CONSEGNA >>
Rispondi a queste domande sul testo dedicato ai vermi di Pompei, una per riga:
(a) Fino a quale temperatura vengono scaldati i fluidi idrotermali?
(b) Qual è il nome scientifico dei vermi di Pompei?
(c) Di che colore sono le code piumose dei vermi?

Vermi di Pompei Camino
Sorgenti idrotermali

Vermi di Pompei Camino

Nelle profondità assolute delle dorsali medio-oceaniche, dove la pressione supera i 250 atmosfere e ogni ricordo di luce solare è svanito da migliaia di metri, una parete verticale di solfuri neri si erge nell'oscurità come una cattedrale minerale viva. I fluidi idrotermali, scaldati dalla camera magmatica sottostante fino a 350 °C, filtrano attraverso le fratture della crosta basaltica e depositano strato dopo strato di pirite, calcopirite e anidrite, tingendo la roccia di ruggine ramata e nero fumo, mentre un tenue bagliore chimioluminescente — ambra bruciante lungo i bordi dei minerali appena cristallizzati — è l'unica luce che esiste in questo mondo. Sulle superfici più calde del camino, dense colonie di vermi di Pompei (*Alvinella pompejana*) si aggrappano ai loro tubi minerali, i corpi pallidi e segmentati quasi sepolti nelle croste, mentre le code piumose color cremisi ondeggiano ritmicamente nella turbolenza dei fluidi, sopportando gradienti termici che nessun altro animale multicellulare conosciuto tollera. Intorno a loro, film microbici chemioautotrofi rivestono ogni interstizio, fissando carbonio dall'anidride solforosa in luogo della luce del sole, fondamento invisibile di un ecosistema interamente alimentato dall'energia della Terra stessa. Particelle minerali e neve marina derivano lentamente verso l'alto nel buio acqueo circostante, mentre il pennacchio scuro si dissolve nell'immensità silenziosa di un oceano che prospera, da milioni di anni, senza mai aver bisogno del sole.

VOCI >>
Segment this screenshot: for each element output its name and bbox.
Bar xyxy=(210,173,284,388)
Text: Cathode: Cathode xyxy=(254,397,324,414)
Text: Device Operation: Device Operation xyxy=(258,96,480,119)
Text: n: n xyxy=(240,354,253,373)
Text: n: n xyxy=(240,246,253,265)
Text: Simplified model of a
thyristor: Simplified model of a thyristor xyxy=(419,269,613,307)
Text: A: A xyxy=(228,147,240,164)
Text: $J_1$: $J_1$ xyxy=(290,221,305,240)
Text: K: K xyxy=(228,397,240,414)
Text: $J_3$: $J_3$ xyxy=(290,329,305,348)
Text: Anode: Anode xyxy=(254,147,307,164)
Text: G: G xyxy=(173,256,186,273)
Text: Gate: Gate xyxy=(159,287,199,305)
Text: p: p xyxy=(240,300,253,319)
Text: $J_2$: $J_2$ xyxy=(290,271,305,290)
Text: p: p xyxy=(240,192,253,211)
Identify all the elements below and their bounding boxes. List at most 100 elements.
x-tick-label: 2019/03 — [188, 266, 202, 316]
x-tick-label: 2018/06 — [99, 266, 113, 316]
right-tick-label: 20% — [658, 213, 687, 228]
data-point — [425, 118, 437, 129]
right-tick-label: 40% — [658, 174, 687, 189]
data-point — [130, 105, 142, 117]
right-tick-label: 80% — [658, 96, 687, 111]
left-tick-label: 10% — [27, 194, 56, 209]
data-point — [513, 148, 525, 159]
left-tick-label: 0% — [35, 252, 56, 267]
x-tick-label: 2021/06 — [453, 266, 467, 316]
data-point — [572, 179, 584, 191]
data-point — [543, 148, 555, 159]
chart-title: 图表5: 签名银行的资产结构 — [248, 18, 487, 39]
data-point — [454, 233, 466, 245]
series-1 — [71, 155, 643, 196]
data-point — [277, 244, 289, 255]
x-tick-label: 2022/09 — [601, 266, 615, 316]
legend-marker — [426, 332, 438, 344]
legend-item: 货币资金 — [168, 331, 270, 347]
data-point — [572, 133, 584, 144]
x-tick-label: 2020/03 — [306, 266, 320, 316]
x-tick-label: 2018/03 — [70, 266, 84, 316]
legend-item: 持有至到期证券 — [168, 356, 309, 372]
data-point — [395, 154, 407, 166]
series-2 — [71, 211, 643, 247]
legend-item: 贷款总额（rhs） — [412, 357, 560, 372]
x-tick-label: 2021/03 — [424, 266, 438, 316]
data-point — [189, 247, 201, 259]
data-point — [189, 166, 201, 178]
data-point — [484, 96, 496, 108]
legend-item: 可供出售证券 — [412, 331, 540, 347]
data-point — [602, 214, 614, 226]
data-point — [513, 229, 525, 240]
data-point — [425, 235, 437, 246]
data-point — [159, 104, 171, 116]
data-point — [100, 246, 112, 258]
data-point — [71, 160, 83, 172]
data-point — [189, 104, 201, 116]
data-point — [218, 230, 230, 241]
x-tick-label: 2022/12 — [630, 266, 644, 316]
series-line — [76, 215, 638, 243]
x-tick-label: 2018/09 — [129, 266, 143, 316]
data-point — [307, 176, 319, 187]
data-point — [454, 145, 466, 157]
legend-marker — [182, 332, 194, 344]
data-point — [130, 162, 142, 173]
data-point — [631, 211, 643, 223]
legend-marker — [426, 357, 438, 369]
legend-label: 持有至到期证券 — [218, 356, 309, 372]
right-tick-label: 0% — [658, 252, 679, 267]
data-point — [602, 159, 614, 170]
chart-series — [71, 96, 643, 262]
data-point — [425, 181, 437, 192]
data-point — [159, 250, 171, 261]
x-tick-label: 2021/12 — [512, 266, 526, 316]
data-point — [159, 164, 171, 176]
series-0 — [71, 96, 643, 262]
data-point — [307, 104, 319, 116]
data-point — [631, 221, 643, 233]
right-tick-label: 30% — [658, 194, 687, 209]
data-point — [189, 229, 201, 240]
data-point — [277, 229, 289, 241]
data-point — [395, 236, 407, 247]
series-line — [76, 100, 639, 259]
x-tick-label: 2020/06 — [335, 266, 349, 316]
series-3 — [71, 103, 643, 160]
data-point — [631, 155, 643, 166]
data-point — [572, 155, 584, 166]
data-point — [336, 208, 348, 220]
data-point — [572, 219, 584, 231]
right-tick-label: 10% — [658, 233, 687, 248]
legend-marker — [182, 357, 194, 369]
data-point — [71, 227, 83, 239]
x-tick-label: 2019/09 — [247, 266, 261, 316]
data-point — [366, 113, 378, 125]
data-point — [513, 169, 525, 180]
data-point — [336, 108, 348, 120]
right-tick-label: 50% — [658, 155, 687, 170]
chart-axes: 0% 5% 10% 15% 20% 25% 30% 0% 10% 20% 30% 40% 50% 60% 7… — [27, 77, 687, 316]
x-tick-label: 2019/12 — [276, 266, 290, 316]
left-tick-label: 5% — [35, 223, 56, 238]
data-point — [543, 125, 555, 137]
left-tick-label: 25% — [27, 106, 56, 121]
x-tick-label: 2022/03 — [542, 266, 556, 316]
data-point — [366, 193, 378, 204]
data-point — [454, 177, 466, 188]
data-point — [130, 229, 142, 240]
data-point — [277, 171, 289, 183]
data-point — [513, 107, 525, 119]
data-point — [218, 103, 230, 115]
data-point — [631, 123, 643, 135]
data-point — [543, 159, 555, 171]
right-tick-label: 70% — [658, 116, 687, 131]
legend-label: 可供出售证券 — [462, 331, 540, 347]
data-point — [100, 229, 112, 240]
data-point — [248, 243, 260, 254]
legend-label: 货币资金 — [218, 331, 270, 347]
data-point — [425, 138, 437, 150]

RISPOSTA >>
(a) Fino a 350 °C.
(b) *Alvinella pompejana*.
(c) Color cremisi.